*Written tasks*.
a) Answer these questions from the centrifuge post:
(i) What price was quoted for a rebuilt BXP 130P?
(ii) About how long do the interchangeable weirs take to replace?
(iii) At about what percentage of separation does the centrifuge work?
b) Reproduce the centrifuge post word for word from "but they have" to "running in line.".

*Provided passage*.
□ □ □ □
2005-10-17 Thread logan vilas
http://www.rousselet-robatel.com/products/lls.php

I was quoted about 2 weeks ago. under 16,000 for a rebuilt BXP 130P. The 
same unit new is just under 28,000. That should do about 3 gallons per min. 
but they have some sizes that are not much larger. I don't know about useing 
it to remove large particles, but water seperation would be no problem.  You 
can also get interchangeable Weirs. They take about 15 min to replace. With 
those you can use the centrifuge for preseperating and to skip the washing 
phase. You would still need the setteling phase. The centrifuge does not 
remove 100%, it works at about 90% seperation, To get better results you 
need 2 or 3 running in line.
□ □ □ □
*Record extracts*.
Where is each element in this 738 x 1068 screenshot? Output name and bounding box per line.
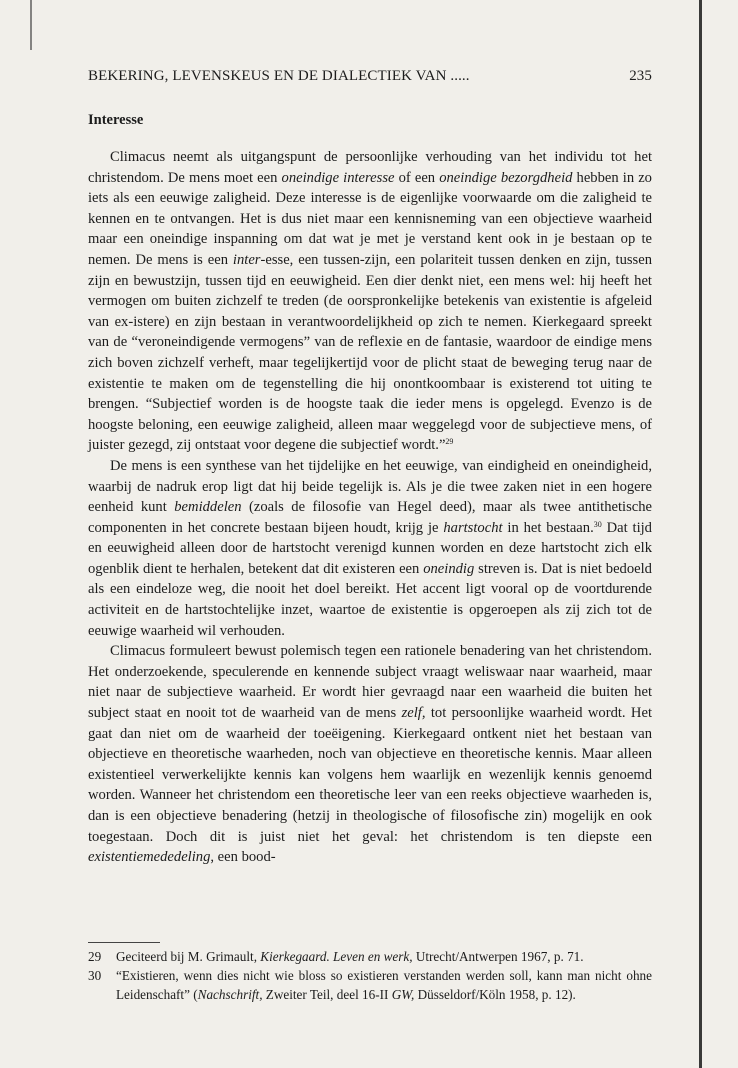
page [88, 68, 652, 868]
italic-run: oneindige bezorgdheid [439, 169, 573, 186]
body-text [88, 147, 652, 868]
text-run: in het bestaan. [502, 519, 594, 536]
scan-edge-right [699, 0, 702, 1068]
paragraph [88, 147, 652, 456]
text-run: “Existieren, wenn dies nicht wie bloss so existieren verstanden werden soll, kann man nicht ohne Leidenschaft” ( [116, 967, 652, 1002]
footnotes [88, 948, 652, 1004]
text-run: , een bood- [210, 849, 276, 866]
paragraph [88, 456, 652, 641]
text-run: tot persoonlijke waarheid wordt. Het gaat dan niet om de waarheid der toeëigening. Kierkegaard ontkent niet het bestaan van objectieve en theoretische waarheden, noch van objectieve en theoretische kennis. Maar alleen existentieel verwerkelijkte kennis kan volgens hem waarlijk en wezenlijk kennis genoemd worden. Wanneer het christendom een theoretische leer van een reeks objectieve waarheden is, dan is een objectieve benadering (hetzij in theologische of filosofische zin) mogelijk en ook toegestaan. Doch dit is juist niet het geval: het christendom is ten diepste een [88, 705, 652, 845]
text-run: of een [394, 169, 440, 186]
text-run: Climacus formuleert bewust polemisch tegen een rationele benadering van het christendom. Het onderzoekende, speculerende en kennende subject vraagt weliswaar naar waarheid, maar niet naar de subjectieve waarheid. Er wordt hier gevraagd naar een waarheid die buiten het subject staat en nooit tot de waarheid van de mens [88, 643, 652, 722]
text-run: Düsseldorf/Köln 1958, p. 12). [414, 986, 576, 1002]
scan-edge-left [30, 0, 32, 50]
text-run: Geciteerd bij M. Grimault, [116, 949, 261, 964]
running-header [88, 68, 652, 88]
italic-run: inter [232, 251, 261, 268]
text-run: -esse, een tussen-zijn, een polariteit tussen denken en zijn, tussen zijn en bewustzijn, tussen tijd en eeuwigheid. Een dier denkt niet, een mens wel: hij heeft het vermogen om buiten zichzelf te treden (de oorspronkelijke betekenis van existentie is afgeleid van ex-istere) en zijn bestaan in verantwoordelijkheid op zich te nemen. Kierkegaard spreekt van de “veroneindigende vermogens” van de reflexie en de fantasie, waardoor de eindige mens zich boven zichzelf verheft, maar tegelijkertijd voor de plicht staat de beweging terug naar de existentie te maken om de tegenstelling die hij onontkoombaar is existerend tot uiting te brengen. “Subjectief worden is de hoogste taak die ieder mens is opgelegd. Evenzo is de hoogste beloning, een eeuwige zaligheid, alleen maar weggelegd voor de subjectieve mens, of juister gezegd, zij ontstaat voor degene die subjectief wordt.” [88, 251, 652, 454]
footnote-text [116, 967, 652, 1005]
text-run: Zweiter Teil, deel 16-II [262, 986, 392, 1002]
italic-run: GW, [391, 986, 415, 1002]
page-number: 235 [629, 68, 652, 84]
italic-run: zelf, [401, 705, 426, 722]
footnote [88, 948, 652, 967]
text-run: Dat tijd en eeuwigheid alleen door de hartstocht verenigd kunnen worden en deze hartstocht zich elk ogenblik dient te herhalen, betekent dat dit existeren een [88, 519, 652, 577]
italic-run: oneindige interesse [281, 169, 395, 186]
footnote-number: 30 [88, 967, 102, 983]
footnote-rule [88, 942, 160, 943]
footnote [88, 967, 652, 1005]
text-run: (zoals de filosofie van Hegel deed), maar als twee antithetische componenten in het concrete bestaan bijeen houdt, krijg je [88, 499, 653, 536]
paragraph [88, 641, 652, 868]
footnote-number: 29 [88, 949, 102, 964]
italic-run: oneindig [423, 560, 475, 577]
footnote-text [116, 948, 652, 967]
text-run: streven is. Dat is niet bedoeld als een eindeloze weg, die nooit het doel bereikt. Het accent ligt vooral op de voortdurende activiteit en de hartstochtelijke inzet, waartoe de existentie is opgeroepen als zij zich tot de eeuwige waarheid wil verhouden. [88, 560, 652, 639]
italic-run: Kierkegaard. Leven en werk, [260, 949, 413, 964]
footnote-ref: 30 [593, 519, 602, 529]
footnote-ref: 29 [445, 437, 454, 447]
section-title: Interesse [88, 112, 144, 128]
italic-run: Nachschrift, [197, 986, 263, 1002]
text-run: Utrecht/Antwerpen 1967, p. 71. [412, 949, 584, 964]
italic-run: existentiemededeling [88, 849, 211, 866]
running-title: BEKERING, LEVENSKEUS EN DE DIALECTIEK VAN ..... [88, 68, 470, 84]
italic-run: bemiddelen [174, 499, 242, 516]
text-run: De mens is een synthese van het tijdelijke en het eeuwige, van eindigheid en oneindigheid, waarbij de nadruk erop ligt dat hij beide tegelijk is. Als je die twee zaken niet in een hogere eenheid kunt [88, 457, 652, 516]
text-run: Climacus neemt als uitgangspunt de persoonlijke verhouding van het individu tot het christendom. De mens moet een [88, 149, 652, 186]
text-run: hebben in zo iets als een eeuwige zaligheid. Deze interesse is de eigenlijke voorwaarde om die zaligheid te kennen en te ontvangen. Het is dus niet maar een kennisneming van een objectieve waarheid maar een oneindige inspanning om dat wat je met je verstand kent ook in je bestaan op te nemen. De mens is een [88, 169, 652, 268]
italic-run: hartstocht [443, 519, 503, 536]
□ □ □ □
*List of solutions*.
a)
(i) Under 16,000.
(ii) About 15 minutes.
(iii) About 90%.

b)
but they have some sizes that are not much larger. I don't know about useing 
it to remove large particles, but water seperation would be no problem.  You 
can also get interchangeable Weirs. They take about 15 min to replace. With 
those you can use the centrifuge for preseperating and to skip the washing 
phase. You would still need the setteling phase. The centrifuge does not 
remove 100%, it works at about 90% seperation, To get better results you 
need 2 or 3 running in line.